====== The input
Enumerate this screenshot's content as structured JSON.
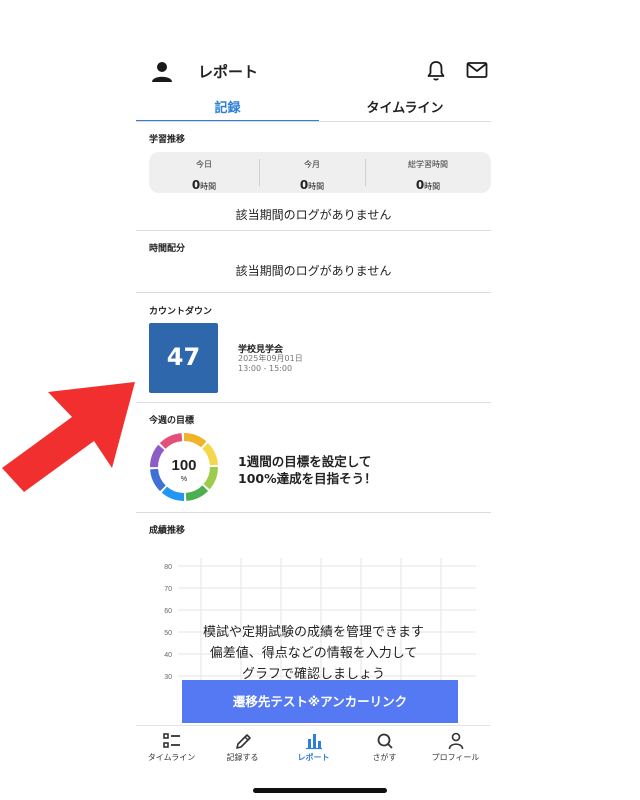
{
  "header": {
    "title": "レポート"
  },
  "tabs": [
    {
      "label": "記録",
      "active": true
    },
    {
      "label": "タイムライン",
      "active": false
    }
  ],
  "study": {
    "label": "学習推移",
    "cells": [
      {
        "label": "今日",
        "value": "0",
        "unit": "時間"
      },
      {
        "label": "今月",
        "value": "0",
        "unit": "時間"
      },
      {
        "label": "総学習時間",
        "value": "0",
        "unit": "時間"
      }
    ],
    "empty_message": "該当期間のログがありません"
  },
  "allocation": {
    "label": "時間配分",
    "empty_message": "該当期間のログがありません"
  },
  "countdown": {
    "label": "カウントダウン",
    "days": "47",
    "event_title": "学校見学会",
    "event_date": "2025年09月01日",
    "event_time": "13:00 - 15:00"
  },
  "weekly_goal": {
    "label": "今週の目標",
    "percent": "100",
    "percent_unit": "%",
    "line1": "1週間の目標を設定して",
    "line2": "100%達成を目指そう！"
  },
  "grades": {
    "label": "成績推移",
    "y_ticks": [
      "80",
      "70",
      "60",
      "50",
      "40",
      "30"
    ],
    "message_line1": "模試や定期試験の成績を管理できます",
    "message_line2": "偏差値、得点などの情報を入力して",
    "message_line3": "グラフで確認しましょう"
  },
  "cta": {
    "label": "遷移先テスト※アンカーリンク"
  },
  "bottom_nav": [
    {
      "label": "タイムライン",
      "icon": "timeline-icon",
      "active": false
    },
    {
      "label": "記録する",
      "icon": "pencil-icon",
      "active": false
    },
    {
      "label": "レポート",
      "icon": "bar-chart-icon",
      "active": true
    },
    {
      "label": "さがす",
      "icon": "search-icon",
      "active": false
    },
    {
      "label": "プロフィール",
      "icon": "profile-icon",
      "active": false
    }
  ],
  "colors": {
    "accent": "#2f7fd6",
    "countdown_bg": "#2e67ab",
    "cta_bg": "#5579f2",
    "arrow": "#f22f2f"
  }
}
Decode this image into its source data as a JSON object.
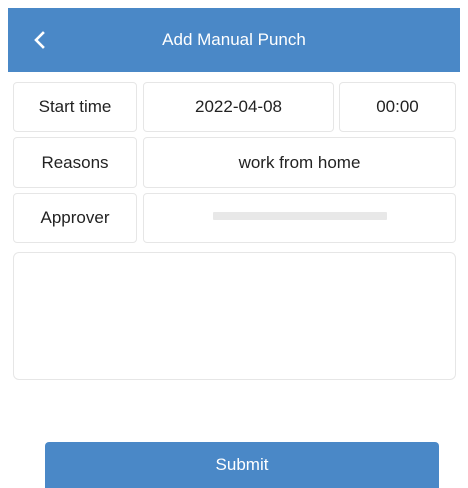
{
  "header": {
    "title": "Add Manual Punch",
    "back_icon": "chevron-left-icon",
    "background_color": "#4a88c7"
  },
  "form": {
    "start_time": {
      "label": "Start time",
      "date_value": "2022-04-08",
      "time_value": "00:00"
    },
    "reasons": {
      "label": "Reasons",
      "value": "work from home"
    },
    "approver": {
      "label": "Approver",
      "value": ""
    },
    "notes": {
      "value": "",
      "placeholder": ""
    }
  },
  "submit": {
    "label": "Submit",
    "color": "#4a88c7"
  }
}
============
• _Instruction_:
Repeat the listing in full and exactly. Leave any pictures out.

• _In response_:
Enumerate this screenshot's content as structured JSON.
{
  "header": {
    "title": "レポート"
  },
  "tabs": [
    {
      "label": "記録",
      "active": true
    },
    {
      "label": "タイムライン",
      "active": false
    }
  ],
  "study": {
    "label": "学習推移",
    "cells": [
      {
        "label": "今日",
        "value": "0",
        "unit": "時間"
      },
      {
        "label": "今月",
        "value": "0",
        "unit": "時間"
      },
      {
        "label": "総学習時間",
        "value": "0",
        "unit": "時間"
      }
    ],
    "empty_message": "該当期間のログがありません"
  },
  "allocation": {
    "label": "時間配分",
    "empty_message": "該当期間のログがありません"
  },
  "countdown": {
    "label": "カウントダウン",
    "days": "47",
    "event_title": "学校見学会",
    "event_date": "2025年09月01日",
    "event_time": "13:00 - 15:00"
  },
  "weekly_goal": {
    "label": "今週の目標",
    "percent": "100",
    "percent_unit": "%",
    "line1": "1週間の目標を設定して",
    "line2": "100%達成を目指そう！"
  },
  "grades": {
    "label": "成績推移",
    "y_ticks": [
      "80",
      "70",
      "60",
      "50",
      "40",
      "30"
    ],
    "message_line1": "模試や定期試験の成績を管理できます",
    "message_line2": "偏差値、得点などの情報を入力して",
    "message_line3": "グラフで確認しましょう"
  },
  "cta": {
    "label": "遷移先テスト※アンカーリンク"
  },
  "bottom_nav": [
    {
      "label": "タイムライン",
      "icon": "timeline-icon",
      "active": false
    },
    {
      "label": "記録する",
      "icon": "pencil-icon",
      "active": false
    },
    {
      "label": "レポート",
      "icon": "bar-chart-icon",
      "active": true
    },
    {
      "label": "さがす",
      "icon": "search-icon",
      "active": false
    },
    {
      "label": "プロフィール",
      "icon": "profile-icon",
      "active": false
    }
  ],
  "colors": {
    "accent": "#2f7fd6",
    "countdown_bg": "#2e67ab",
    "cta_bg": "#5579f2",
    "arrow": "#f22f2f"
  }
}
Decode this image into its source data as a JSON object.
{
  "header": {
    "title": "Add Manual Punch",
    "back_icon": "chevron-left-icon",
    "background_color": "#4a88c7"
  },
  "form": {
    "start_time": {
      "label": "Start time",
      "date_value": "2022-04-08",
      "time_value": "00:00"
    },
    "reasons": {
      "label": "Reasons",
      "value": "work from home"
    },
    "approver": {
      "label": "Approver",
      "value": ""
    },
    "notes": {
      "value": "",
      "placeholder": ""
    }
  },
  "submit": {
    "label": "Submit",
    "color": "#4a88c7"
  }
}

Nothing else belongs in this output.